Report only the number of lines holding "JSON".

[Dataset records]
⁂
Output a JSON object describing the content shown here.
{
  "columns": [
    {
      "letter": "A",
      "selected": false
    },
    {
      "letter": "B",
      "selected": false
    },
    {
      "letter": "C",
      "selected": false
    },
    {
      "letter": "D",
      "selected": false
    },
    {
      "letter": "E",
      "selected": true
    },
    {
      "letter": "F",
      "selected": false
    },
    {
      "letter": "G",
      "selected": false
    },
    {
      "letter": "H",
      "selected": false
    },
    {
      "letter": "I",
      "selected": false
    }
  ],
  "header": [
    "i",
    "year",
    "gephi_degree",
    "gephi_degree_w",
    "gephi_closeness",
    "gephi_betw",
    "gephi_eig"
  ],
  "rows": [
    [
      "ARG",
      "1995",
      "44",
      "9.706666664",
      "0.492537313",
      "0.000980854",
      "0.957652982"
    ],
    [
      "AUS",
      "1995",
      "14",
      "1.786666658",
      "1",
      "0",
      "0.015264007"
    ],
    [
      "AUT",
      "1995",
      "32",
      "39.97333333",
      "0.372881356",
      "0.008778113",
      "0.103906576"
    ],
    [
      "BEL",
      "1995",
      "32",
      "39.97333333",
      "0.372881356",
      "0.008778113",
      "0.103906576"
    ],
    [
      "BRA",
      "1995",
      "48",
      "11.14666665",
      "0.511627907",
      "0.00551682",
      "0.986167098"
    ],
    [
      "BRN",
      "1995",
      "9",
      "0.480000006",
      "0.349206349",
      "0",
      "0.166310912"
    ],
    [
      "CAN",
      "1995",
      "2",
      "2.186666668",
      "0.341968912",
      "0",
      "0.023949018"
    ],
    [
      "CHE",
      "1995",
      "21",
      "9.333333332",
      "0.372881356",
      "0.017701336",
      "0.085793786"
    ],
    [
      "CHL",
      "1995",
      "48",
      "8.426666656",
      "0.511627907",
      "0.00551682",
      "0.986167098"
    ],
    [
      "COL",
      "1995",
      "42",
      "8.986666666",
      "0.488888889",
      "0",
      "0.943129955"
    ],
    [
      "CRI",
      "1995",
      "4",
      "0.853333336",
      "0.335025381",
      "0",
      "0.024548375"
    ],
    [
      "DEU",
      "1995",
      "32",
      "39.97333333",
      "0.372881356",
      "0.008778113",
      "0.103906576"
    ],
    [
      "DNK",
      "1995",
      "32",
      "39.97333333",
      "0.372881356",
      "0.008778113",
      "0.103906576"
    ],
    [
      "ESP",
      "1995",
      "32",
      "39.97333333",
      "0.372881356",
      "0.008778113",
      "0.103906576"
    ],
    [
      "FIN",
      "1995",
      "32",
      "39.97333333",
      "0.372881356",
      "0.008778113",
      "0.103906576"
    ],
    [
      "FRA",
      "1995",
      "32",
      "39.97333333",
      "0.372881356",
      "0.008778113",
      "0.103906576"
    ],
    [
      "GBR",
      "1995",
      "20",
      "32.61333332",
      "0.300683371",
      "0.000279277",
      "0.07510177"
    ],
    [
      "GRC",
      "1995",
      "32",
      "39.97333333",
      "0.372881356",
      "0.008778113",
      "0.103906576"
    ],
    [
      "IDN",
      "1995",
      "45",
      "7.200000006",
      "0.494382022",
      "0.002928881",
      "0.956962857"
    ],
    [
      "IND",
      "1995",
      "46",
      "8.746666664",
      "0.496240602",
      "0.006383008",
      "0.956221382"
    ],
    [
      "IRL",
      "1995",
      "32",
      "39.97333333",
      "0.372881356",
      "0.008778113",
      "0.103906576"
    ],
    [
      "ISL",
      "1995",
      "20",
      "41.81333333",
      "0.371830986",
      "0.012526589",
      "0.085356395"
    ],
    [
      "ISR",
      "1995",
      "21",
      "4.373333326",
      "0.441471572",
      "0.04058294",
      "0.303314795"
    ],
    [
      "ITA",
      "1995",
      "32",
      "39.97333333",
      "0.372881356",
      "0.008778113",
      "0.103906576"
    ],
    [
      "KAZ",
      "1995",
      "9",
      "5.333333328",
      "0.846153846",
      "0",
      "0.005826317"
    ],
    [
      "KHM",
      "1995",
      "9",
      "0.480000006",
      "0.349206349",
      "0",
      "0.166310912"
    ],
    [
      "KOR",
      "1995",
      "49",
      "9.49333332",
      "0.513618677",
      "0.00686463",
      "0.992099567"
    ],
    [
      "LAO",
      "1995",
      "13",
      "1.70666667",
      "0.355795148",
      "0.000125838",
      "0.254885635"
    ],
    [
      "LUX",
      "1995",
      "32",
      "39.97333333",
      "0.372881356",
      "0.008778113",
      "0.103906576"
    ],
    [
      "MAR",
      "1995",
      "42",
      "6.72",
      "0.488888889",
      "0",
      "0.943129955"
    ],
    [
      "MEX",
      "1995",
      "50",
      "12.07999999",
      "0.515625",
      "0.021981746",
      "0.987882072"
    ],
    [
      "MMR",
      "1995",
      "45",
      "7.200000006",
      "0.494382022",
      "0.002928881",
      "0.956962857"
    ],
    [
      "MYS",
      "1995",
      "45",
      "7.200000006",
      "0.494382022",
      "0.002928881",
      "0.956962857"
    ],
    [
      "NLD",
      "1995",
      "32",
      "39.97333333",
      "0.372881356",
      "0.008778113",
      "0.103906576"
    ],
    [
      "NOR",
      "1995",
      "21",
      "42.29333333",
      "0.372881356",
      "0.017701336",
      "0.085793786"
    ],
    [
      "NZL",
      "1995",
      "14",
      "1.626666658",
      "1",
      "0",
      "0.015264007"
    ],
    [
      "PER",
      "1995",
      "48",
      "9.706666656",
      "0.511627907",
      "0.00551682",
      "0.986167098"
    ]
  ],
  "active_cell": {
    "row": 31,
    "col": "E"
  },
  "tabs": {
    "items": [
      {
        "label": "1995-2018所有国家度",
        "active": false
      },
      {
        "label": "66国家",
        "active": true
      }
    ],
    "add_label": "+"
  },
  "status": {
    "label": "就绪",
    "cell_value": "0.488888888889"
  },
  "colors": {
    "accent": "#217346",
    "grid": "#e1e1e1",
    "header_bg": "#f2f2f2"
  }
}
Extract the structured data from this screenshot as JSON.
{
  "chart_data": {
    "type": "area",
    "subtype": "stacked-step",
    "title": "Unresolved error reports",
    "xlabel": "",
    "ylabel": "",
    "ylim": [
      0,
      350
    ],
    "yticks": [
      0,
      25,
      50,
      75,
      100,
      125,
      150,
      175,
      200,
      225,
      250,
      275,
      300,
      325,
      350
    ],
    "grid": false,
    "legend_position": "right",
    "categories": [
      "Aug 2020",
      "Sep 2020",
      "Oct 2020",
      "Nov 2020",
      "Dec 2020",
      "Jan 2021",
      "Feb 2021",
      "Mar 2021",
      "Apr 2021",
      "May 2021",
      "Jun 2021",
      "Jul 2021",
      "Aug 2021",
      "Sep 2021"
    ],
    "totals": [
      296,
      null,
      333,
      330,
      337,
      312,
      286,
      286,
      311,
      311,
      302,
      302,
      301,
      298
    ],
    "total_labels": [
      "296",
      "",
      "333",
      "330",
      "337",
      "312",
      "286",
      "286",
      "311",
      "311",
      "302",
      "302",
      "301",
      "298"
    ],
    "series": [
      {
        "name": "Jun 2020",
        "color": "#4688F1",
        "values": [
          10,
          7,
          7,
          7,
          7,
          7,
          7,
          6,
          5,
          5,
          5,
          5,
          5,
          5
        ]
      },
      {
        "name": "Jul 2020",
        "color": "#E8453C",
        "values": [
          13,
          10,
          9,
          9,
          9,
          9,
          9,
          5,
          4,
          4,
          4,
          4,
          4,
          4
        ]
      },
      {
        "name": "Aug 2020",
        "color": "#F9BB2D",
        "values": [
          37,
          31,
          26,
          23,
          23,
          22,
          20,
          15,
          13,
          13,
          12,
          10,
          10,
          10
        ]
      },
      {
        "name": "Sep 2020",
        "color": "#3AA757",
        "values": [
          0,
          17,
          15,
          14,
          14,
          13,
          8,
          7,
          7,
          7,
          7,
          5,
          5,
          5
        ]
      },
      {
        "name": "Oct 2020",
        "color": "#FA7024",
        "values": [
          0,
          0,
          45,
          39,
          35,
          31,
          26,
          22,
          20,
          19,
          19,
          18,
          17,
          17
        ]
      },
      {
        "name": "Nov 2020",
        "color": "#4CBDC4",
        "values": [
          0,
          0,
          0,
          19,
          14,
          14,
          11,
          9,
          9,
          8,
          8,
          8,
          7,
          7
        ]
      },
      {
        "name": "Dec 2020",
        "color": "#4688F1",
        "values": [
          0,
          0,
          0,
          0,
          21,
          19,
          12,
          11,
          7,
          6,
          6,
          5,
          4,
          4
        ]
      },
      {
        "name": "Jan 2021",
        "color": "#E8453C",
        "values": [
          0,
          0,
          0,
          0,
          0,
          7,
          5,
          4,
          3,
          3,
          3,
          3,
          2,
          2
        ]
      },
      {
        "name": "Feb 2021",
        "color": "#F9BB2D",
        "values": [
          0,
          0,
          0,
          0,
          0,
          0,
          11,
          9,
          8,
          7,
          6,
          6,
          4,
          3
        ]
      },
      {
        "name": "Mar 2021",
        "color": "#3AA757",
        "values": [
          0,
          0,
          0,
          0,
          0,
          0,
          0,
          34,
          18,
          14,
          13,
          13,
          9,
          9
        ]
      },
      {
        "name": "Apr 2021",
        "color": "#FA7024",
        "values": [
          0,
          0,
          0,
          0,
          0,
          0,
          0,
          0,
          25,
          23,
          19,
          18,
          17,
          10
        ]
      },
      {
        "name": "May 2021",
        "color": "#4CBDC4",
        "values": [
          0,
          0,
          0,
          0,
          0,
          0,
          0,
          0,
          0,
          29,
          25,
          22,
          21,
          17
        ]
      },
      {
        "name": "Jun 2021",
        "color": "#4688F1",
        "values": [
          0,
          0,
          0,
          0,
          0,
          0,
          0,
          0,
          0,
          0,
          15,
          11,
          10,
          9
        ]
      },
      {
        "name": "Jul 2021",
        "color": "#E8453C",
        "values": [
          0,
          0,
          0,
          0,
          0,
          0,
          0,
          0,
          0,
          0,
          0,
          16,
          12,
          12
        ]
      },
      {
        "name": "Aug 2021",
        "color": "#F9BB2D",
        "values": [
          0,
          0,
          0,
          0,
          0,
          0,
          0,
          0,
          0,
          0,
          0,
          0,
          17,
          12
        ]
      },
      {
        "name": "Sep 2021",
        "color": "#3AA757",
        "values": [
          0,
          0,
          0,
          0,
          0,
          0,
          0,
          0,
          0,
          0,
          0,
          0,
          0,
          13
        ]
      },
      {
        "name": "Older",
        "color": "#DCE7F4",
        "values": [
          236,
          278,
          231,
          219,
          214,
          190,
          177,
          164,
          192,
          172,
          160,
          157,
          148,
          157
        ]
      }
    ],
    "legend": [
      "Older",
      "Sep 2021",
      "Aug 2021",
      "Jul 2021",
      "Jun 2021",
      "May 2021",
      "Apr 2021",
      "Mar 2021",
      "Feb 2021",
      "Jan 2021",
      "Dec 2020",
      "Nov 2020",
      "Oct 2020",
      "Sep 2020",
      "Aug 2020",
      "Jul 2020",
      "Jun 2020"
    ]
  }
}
⁂
**IN RESPONSE:**
2